• _Dataset content_:

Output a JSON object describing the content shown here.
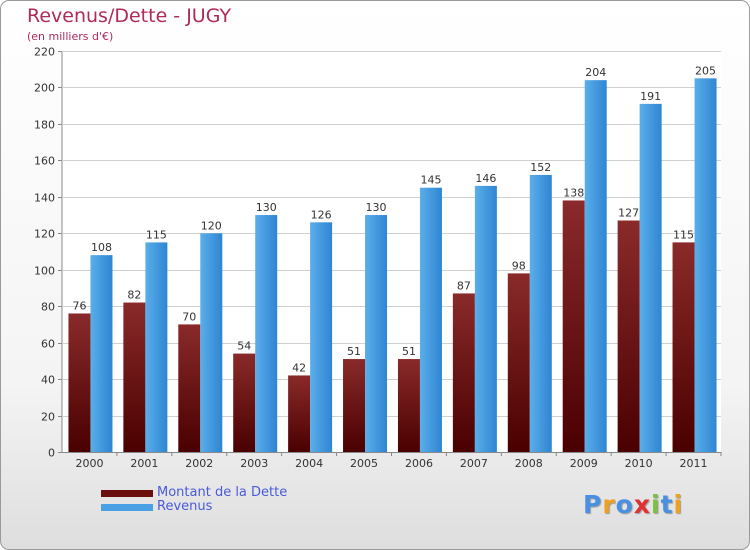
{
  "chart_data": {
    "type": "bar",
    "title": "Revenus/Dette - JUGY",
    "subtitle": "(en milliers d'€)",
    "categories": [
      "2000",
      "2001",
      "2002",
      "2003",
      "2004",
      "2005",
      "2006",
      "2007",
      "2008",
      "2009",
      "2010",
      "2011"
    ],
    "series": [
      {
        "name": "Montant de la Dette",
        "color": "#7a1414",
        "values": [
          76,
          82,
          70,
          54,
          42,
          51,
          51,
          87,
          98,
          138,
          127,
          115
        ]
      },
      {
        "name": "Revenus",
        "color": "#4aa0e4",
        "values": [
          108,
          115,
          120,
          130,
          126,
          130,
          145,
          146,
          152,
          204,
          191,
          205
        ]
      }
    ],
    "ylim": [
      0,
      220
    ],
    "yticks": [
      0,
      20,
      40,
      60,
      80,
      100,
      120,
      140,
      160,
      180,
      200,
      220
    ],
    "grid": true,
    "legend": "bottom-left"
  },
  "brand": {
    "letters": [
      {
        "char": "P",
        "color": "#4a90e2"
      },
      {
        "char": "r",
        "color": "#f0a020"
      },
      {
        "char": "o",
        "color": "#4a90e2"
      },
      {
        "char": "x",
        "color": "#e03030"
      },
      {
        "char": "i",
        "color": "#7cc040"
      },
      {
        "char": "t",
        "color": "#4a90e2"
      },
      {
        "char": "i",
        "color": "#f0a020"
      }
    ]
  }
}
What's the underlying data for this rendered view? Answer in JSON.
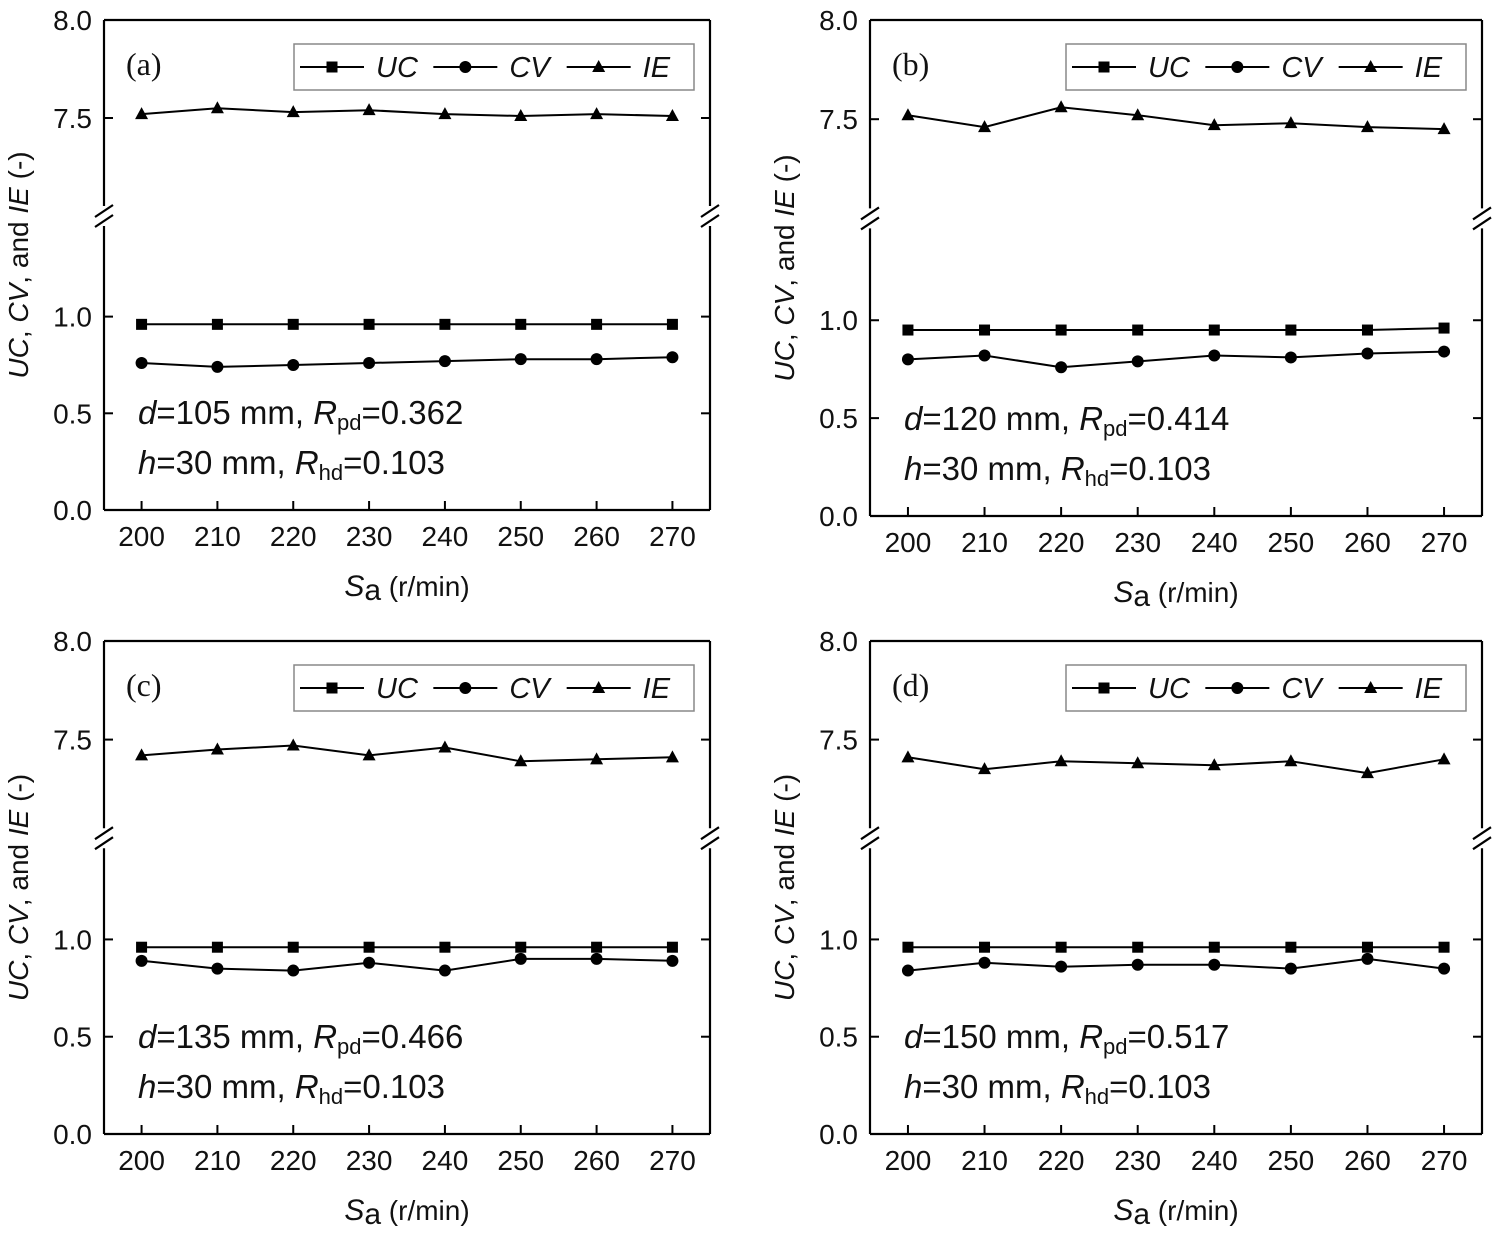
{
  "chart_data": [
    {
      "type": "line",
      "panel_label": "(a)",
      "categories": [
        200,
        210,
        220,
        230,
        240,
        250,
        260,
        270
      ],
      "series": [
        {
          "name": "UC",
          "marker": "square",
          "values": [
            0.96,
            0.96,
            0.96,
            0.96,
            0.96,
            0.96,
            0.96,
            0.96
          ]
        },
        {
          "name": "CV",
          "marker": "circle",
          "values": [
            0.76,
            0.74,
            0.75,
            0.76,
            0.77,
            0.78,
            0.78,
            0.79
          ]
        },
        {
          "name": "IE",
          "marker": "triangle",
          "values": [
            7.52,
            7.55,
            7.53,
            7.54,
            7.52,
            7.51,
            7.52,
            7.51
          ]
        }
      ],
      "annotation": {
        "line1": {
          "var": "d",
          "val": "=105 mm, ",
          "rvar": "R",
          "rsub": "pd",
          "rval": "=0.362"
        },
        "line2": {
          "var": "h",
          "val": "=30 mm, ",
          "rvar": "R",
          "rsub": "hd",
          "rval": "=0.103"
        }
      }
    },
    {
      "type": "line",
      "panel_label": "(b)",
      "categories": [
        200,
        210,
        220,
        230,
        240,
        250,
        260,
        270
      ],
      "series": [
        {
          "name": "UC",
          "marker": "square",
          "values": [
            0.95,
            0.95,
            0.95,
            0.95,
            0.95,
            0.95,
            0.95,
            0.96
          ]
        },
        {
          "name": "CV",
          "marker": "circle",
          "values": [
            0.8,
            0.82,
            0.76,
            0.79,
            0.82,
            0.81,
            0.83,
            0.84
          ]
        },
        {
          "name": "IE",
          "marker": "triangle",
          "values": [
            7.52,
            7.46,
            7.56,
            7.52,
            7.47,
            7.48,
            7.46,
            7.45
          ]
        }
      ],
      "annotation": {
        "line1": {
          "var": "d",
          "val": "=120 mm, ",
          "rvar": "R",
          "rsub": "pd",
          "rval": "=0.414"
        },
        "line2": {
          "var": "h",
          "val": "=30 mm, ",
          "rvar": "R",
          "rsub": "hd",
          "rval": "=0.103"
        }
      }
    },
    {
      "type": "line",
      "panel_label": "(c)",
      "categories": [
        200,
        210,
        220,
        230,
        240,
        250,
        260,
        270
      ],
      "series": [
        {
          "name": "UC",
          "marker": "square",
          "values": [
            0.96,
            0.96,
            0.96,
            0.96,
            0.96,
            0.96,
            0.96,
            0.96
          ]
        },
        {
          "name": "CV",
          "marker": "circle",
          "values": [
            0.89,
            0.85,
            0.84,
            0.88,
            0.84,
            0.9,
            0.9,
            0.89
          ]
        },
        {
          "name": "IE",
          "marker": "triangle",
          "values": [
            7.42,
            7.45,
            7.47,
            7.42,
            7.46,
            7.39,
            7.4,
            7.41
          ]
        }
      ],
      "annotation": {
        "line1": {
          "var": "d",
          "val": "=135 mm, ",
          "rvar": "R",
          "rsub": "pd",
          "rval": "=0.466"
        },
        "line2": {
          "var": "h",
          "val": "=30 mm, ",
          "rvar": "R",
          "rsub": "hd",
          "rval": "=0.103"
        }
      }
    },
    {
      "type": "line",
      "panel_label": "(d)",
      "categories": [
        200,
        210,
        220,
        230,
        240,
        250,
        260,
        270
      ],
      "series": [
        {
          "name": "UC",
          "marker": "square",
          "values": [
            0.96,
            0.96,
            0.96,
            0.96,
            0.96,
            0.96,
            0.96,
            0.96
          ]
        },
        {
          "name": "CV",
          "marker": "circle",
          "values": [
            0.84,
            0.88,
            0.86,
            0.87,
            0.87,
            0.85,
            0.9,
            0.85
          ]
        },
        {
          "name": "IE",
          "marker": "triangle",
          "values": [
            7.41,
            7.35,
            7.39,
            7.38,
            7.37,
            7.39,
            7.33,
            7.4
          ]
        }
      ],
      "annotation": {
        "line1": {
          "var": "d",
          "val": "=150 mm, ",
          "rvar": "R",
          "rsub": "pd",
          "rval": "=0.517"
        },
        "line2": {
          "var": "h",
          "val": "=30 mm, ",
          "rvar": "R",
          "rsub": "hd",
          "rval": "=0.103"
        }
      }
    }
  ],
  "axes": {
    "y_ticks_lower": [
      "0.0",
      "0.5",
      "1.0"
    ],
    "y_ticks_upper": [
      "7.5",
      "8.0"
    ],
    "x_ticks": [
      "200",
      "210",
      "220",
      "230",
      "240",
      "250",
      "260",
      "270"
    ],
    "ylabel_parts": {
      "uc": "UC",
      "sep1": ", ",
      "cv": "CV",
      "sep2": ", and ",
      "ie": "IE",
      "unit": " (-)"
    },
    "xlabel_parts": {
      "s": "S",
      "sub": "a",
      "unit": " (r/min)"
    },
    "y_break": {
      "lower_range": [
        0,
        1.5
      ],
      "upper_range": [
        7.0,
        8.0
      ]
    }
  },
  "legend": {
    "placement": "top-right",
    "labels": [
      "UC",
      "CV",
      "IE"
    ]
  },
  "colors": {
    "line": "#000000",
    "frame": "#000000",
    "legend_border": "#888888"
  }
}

• _Exercise objective_:
The listing above must be printed again exactly, minus its pictures.

• _Problem solution_:
Output a JSON object describing the content shown here.
{
  "chart_data": {
    "type": "bar",
    "title": "Revenus/Dette - JUGY",
    "subtitle": "(en milliers d'€)",
    "categories": [
      "2000",
      "2001",
      "2002",
      "2003",
      "2004",
      "2005",
      "2006",
      "2007",
      "2008",
      "2009",
      "2010",
      "2011"
    ],
    "series": [
      {
        "name": "Montant de la Dette",
        "color": "#7a1414",
        "values": [
          76,
          82,
          70,
          54,
          42,
          51,
          51,
          87,
          98,
          138,
          127,
          115
        ]
      },
      {
        "name": "Revenus",
        "color": "#4aa0e4",
        "values": [
          108,
          115,
          120,
          130,
          126,
          130,
          145,
          146,
          152,
          204,
          191,
          205
        ]
      }
    ],
    "ylim": [
      0,
      220
    ],
    "yticks": [
      0,
      20,
      40,
      60,
      80,
      100,
      120,
      140,
      160,
      180,
      200,
      220
    ],
    "grid": true,
    "legend": "bottom-left"
  },
  "brand": {
    "letters": [
      {
        "char": "P",
        "color": "#4a90e2"
      },
      {
        "char": "r",
        "color": "#f0a020"
      },
      {
        "char": "o",
        "color": "#4a90e2"
      },
      {
        "char": "x",
        "color": "#e03030"
      },
      {
        "char": "i",
        "color": "#7cc040"
      },
      {
        "char": "t",
        "color": "#4a90e2"
      },
      {
        "char": "i",
        "color": "#f0a020"
      }
    ]
  }
}
What's the underlying data for this rendered view? Answer in JSON.
{
  "chart_data": [
    {
      "type": "line",
      "panel_label": "(a)",
      "categories": [
        200,
        210,
        220,
        230,
        240,
        250,
        260,
        270
      ],
      "series": [
        {
          "name": "UC",
          "marker": "square",
          "values": [
            0.96,
            0.96,
            0.96,
            0.96,
            0.96,
            0.96,
            0.96,
            0.96
          ]
        },
        {
          "name": "CV",
          "marker": "circle",
          "values": [
            0.76,
            0.74,
            0.75,
            0.76,
            0.77,
            0.78,
            0.78,
            0.79
          ]
        },
        {
          "name": "IE",
          "marker": "triangle",
          "values": [
            7.52,
            7.55,
            7.53,
            7.54,
            7.52,
            7.51,
            7.52,
            7.51
          ]
        }
      ],
      "annotation": {
        "line1": {
          "var": "d",
          "val": "=105 mm, ",
          "rvar": "R",
          "rsub": "pd",
          "rval": "=0.362"
        },
        "line2": {
          "var": "h",
          "val": "=30 mm, ",
          "rvar": "R",
          "rsub": "hd",
          "rval": "=0.103"
        }
      }
    },
    {
      "type": "line",
      "panel_label": "(b)",
      "categories": [
        200,
        210,
        220,
        230,
        240,
        250,
        260,
        270
      ],
      "series": [
        {
          "name": "UC",
          "marker": "square",
          "values": [
            0.95,
            0.95,
            0.95,
            0.95,
            0.95,
            0.95,
            0.95,
            0.96
          ]
        },
        {
          "name": "CV",
          "marker": "circle",
          "values": [
            0.8,
            0.82,
            0.76,
            0.79,
            0.82,
            0.81,
            0.83,
            0.84
          ]
        },
        {
          "name": "IE",
          "marker": "triangle",
          "values": [
            7.52,
            7.46,
            7.56,
            7.52,
            7.47,
            7.48,
            7.46,
            7.45
          ]
        }
      ],
      "annotation": {
        "line1": {
          "var": "d",
          "val": "=120 mm, ",
          "rvar": "R",
          "rsub": "pd",
          "rval": "=0.414"
        },
        "line2": {
          "var": "h",
          "val": "=30 mm, ",
          "rvar": "R",
          "rsub": "hd",
          "rval": "=0.103"
        }
      }
    },
    {
      "type": "line",
      "panel_label": "(c)",
      "categories": [
        200,
        210,
        220,
        230,
        240,
        250,
        260,
        270
      ],
      "series": [
        {
          "name": "UC",
          "marker": "square",
          "values": [
            0.96,
            0.96,
            0.96,
            0.96,
            0.96,
            0.96,
            0.96,
            0.96
          ]
        },
        {
          "name": "CV",
          "marker": "circle",
          "values": [
            0.89,
            0.85,
            0.84,
            0.88,
            0.84,
            0.9,
            0.9,
            0.89
          ]
        },
        {
          "name": "IE",
          "marker": "triangle",
          "values": [
            7.42,
            7.45,
            7.47,
            7.42,
            7.46,
            7.39,
            7.4,
            7.41
          ]
        }
      ],
      "annotation": {
        "line1": {
          "var": "d",
          "val": "=135 mm, ",
          "rvar": "R",
          "rsub": "pd",
          "rval": "=0.466"
        },
        "line2": {
          "var": "h",
          "val": "=30 mm, ",
          "rvar": "R",
          "rsub": "hd",
          "rval": "=0.103"
        }
      }
    },
    {
      "type": "line",
      "panel_label": "(d)",
      "categories": [
        200,
        210,
        220,
        230,
        240,
        250,
        260,
        270
      ],
      "series": [
        {
          "name": "UC",
          "marker": "square",
          "values": [
            0.96,
            0.96,
            0.96,
            0.96,
            0.96,
            0.96,
            0.96,
            0.96
          ]
        },
        {
          "name": "CV",
          "marker": "circle",
          "values": [
            0.84,
            0.88,
            0.86,
            0.87,
            0.87,
            0.85,
            0.9,
            0.85
          ]
        },
        {
          "name": "IE",
          "marker": "triangle",
          "values": [
            7.41,
            7.35,
            7.39,
            7.38,
            7.37,
            7.39,
            7.33,
            7.4
          ]
        }
      ],
      "annotation": {
        "line1": {
          "var": "d",
          "val": "=150 mm, ",
          "rvar": "R",
          "rsub": "pd",
          "rval": "=0.517"
        },
        "line2": {
          "var": "h",
          "val": "=30 mm, ",
          "rvar": "R",
          "rsub": "hd",
          "rval": "=0.103"
        }
      }
    }
  ],
  "axes": {
    "y_ticks_lower": [
      "0.0",
      "0.5",
      "1.0"
    ],
    "y_ticks_upper": [
      "7.5",
      "8.0"
    ],
    "x_ticks": [
      "200",
      "210",
      "220",
      "230",
      "240",
      "250",
      "260",
      "270"
    ],
    "ylabel_parts": {
      "uc": "UC",
      "sep1": ", ",
      "cv": "CV",
      "sep2": ", and ",
      "ie": "IE",
      "unit": " (-)"
    },
    "xlabel_parts": {
      "s": "S",
      "sub": "a",
      "unit": " (r/min)"
    },
    "y_break": {
      "lower_range": [
        0,
        1.5
      ],
      "upper_range": [
        7.0,
        8.0
      ]
    }
  },
  "legend": {
    "placement": "top-right",
    "labels": [
      "UC",
      "CV",
      "IE"
    ]
  },
  "colors": {
    "line": "#000000",
    "frame": "#000000",
    "legend_border": "#888888"
  }
}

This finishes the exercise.